__EXERCISE DESCRIPTION__. Make an exact copy of all the entries below, with the pictures left out.

__PROVIDED INFORMATION__.
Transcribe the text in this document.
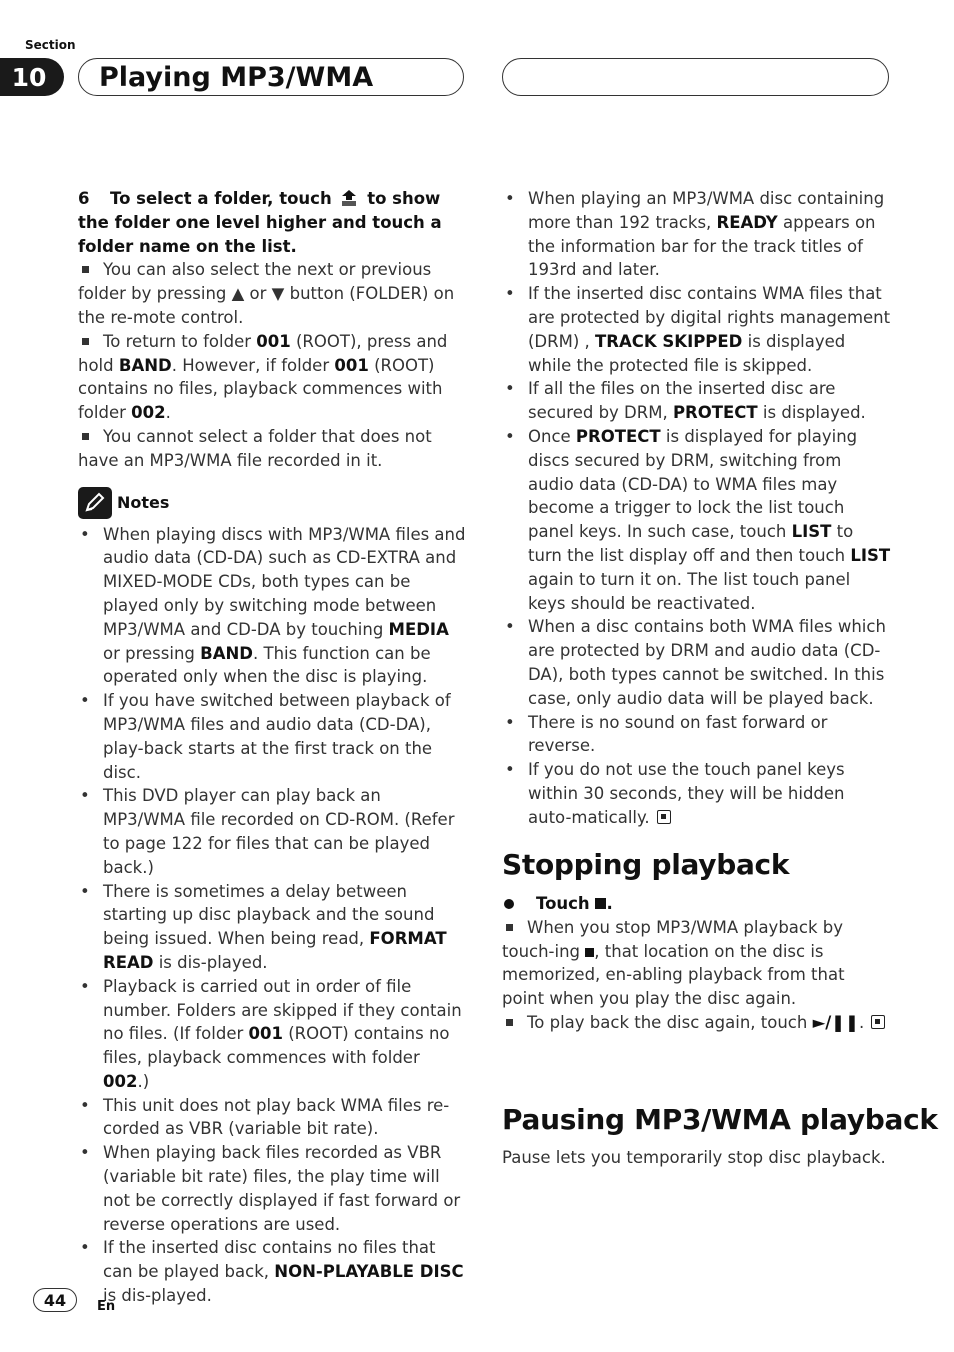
Section
10	Playing MP3/WMA

6 To select a folder, touch to show the folder one level higher and touch a folder name on the list.

You can also select the next or previous folder by pressing ▲ or ▼ button (FOLDER) on the re-mote control.

To return to folder 001 (ROOT), press and hold BAND. However, if folder 001 (ROOT) contains no files, playback commences with folder 002.

You cannot select a folder that does not have an MP3/WMA file recorded in it.

Notes
• When playing discs with MP3/WMA files and audio data (CD-DA) such as CD-EXTRA and MIXED-MODE CDs, both types can be played only by switching mode between MP3/WMA and CD-DA by touching MEDIA or pressing BAND. This function can be operated only when the disc is playing.
• If you have switched between playback of MP3/WMA files and audio data (CD-DA), play-back starts at the first track on the disc.
• This DVD player can play back an MP3/WMA file recorded on CD-ROM. (Refer to page 122 for files that can be played back.)
• There is sometimes a delay between starting up disc playback and the sound being issued. When being read, FORMAT READ is dis-played.
• Playback is carried out in order of file number. Folders are skipped if they contain no files. (If folder 001 (ROOT) contains no files, playback commences with folder 002.)
• This unit does not play back WMA files re-corded as VBR (variable bit rate).
• When playing back files recorded as VBR (variable bit rate) files, the play time will not be correctly displayed if fast forward or reverse operations are used.
• If the inserted disc contains no files that can be played back, NON-PLAYABLE DISC is dis-played.
• When playing an MP3/WMA disc containing more than 192 tracks, READY appears on the information bar for the track titles of 193rd and later.
• If the inserted disc contains WMA files that are protected by digital rights management (DRM) , TRACK SKIPPED is displayed while the protected file is skipped.
• If all the files on the inserted disc are secured by DRM, PROTECT is displayed.
• Once PROTECT is displayed for playing discs secured by DRM, switching from audio data (CD-DA) to WMA files may become a trigger to lock the list touch panel keys. In such case, touch LIST to turn the list display off and then touch LIST again to turn it on. The list touch panel keys should be reactivated.
• When a disc contains both WMA files which are protected by DRM and audio data (CD-DA), both types cannot be switched. In this case, only audio data will be played back.
• There is no sound on fast forward or reverse.
• If you do not use the touch panel keys within 30 seconds, they will be hidden auto-matically.
Stopping playback
Touch
.

When you stop MP3/WMA playback by touch-ing , that location on the disc is memorized, en-abling playback from that point when you play the disc again.

To play back the disc again, touch ►/❚❚.

Pausing MP3/WMA playback
Pause lets you temporarily stop disc playback.
44	En
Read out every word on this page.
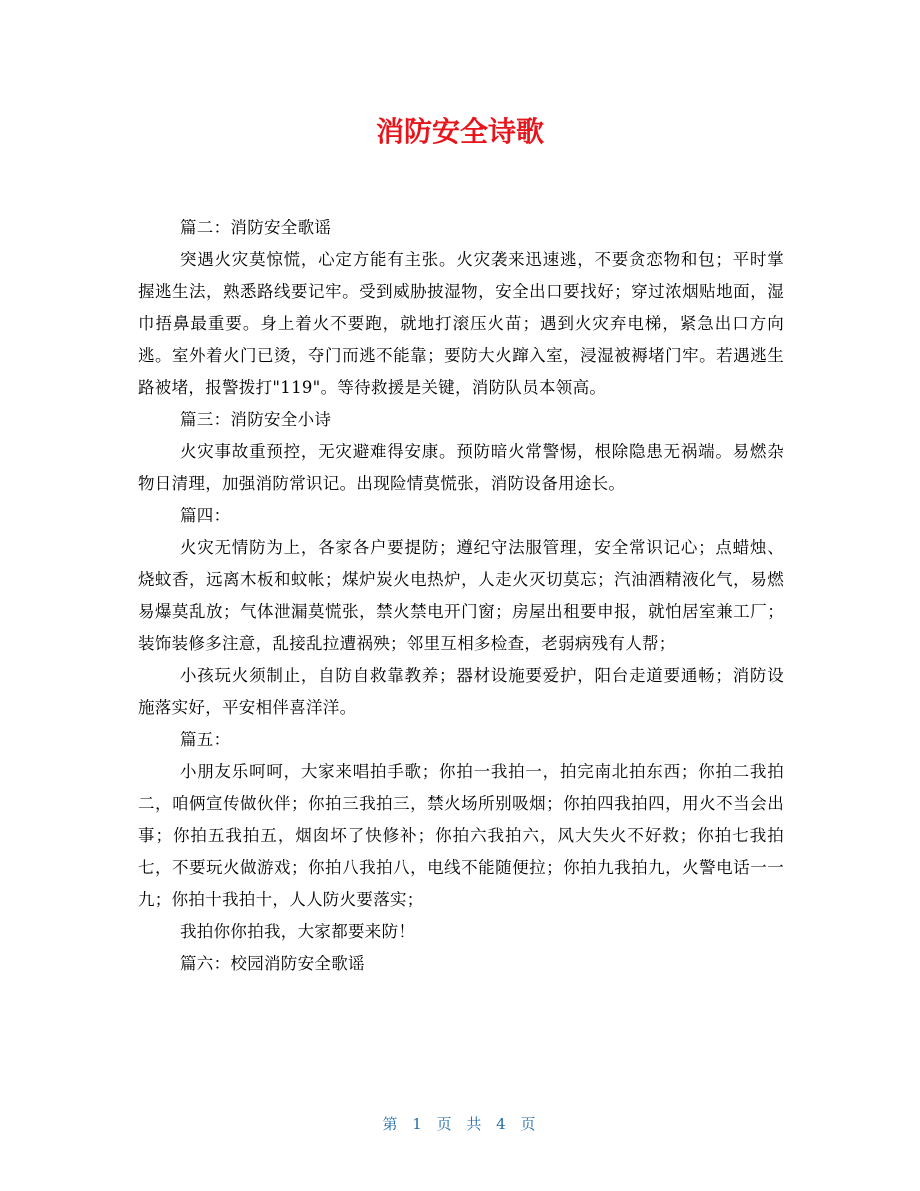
消防安全诗歌

篇二：消防安全歌谣

突遇火灾莫惊慌，心定方能有主张。火灾袭来迅速逃，不要贪恋物和包；平时掌握逃生法，熟悉路线要记牢。受到威胁披湿物，安全出口要找好；穿过浓烟贴地面，湿巾捂鼻最重要。身上着火不要跑，就地打滚压火苗；遇到火灾弃电梯，紧急出口方向逃。室外着火门已烫，夺门而逃不能靠；要防大火蹿入室，浸湿被褥堵门牢。若遇逃生路被堵，报警拨打"119"。等待救援是关键，消防队员本领高。

篇三：消防安全小诗

火灾事故重预控，无灾避难得安康。预防暗火常警惕，根除隐患无祸端。易燃杂物日清理，加强消防常识记。出现险情莫慌张，消防设备用途长。

篇四：

火灾无情防为上，各家各户要提防；遵纪守法服管理，安全常识记心；点蜡烛、烧蚊香，远离木板和蚊帐；煤炉炭火电热炉，人走火灭切莫忘；汽油酒精液化气，易燃易爆莫乱放；气体泄漏莫慌张，禁火禁电开门窗；房屋出租要申报，就怕居室兼工厂；装饰装修多注意，乱接乱拉遭祸殃；邻里互相多检查，老弱病残有人帮；

小孩玩火须制止，自防自救靠教养；器材设施要爱护，阳台走道要通畅；消防设施落实好，平安相伴喜洋洋。

篇五：

小朋友乐呵呵，大家来唱拍手歌；你拍一我拍一，拍完南北拍东西；你拍二我拍二，咱俩宣传做伙伴；你拍三我拍三，禁火场所别吸烟；你拍四我拍四，用火不当会出事；你拍五我拍五，烟囱坏了快修补；你拍六我拍六，风大失火不好救；你拍七我拍七，不要玩火做游戏；你拍八我拍八，电线不能随便拉；你拍九我拍九，火警电话一一九；你拍十我拍十，人人防火要落实；

我拍你你拍我，大家都要来防！

篇六：校园消防安全歌谣

第 1 页 共 4 页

__ANSWER FOR THIS EXERCISE__.
Transcribe the text in this document.
Section
10	Playing MP3/WMA

6 To select a folder, touch to show the folder one level higher and touch a folder name on the list.

You can also select the next or previous folder by pressing ▲ or ▼ button (FOLDER) on the re-mote control.

To return to folder 001 (ROOT), press and hold BAND. However, if folder 001 (ROOT) contains no files, playback commences with folder 002.

You cannot select a folder that does not have an MP3/WMA file recorded in it.

Notes
• When playing discs with MP3/WMA files and audio data (CD-DA) such as CD-EXTRA and MIXED-MODE CDs, both types can be played only by switching mode between MP3/WMA and CD-DA by touching MEDIA or pressing BAND. This function can be operated only when the disc is playing.
• If you have switched between playback of MP3/WMA files and audio data (CD-DA), play-back starts at the first track on the disc.
• This DVD player can play back an MP3/WMA file recorded on CD-ROM. (Refer to page 122 for files that can be played back.)
• There is sometimes a delay between starting up disc playback and the sound being issued. When being read, FORMAT READ is dis-played.
• Playback is carried out in order of file number. Folders are skipped if they contain no files. (If folder 001 (ROOT) contains no files, playback commences with folder 002.)
• This unit does not play back WMA files re-corded as VBR (variable bit rate).
• When playing back files recorded as VBR (variable bit rate) files, the play time will not be correctly displayed if fast forward or reverse operations are used.
• If the inserted disc contains no files that can be played back, NON-PLAYABLE DISC is dis-played.
• When playing an MP3/WMA disc containing more than 192 tracks, READY appears on the information bar for the track titles of 193rd and later.
• If the inserted disc contains WMA files that are protected by digital rights management (DRM) , TRACK SKIPPED is displayed while the protected file is skipped.
• If all the files on the inserted disc are secured by DRM, PROTECT is displayed.
• Once PROTECT is displayed for playing discs secured by DRM, switching from audio data (CD-DA) to WMA files may become a trigger to lock the list touch panel keys. In such case, touch LIST to turn the list display off and then touch LIST again to turn it on. The list touch panel keys should be reactivated.
• When a disc contains both WMA files which are protected by DRM and audio data (CD-DA), both types cannot be switched. In this case, only audio data will be played back.
• There is no sound on fast forward or reverse.
• If you do not use the touch panel keys within 30 seconds, they will be hidden auto-matically.
Stopping playback
Touch
.

When you stop MP3/WMA playback by touch-ing , that location on the disc is memorized, en-abling playback from that point when you play the disc again.

To play back the disc again, touch ►/❚❚.

Pausing MP3/WMA playback
Pause lets you temporarily stop disc playback.
44	En
Read out every word on this page.
消防安全诗歌

篇二：消防安全歌谣

突遇火灾莫惊慌，心定方能有主张。火灾袭来迅速逃，不要贪恋物和包；平时掌握逃生法，熟悉路线要记牢。受到威胁披湿物，安全出口要找好；穿过浓烟贴地面，湿巾捂鼻最重要。身上着火不要跑，就地打滚压火苗；遇到火灾弃电梯，紧急出口方向逃。室外着火门已烫，夺门而逃不能靠；要防大火蹿入室，浸湿被褥堵门牢。若遇逃生路被堵，报警拨打"119"。等待救援是关键，消防队员本领高。

篇三：消防安全小诗

火灾事故重预控，无灾避难得安康。预防暗火常警惕，根除隐患无祸端。易燃杂物日清理，加强消防常识记。出现险情莫慌张，消防设备用途长。

篇四：

火灾无情防为上，各家各户要提防；遵纪守法服管理，安全常识记心；点蜡烛、烧蚊香，远离木板和蚊帐；煤炉炭火电热炉，人走火灭切莫忘；汽油酒精液化气，易燃易爆莫乱放；气体泄漏莫慌张，禁火禁电开门窗；房屋出租要申报，就怕居室兼工厂；装饰装修多注意，乱接乱拉遭祸殃；邻里互相多检查，老弱病残有人帮；

小孩玩火须制止，自防自救靠教养；器材设施要爱护，阳台走道要通畅；消防设施落实好，平安相伴喜洋洋。

篇五：

小朋友乐呵呵，大家来唱拍手歌；你拍一我拍一，拍完南北拍东西；你拍二我拍二，咱俩宣传做伙伴；你拍三我拍三，禁火场所别吸烟；你拍四我拍四，用火不当会出事；你拍五我拍五，烟囱坏了快修补；你拍六我拍六，风大失火不好救；你拍七我拍七，不要玩火做游戏；你拍八我拍八，电线不能随便拉；你拍九我拍九，火警电话一一九；你拍十我拍十，人人防火要落实；

我拍你你拍我，大家都要来防！

篇六：校园消防安全歌谣

第 1 页 共 4 页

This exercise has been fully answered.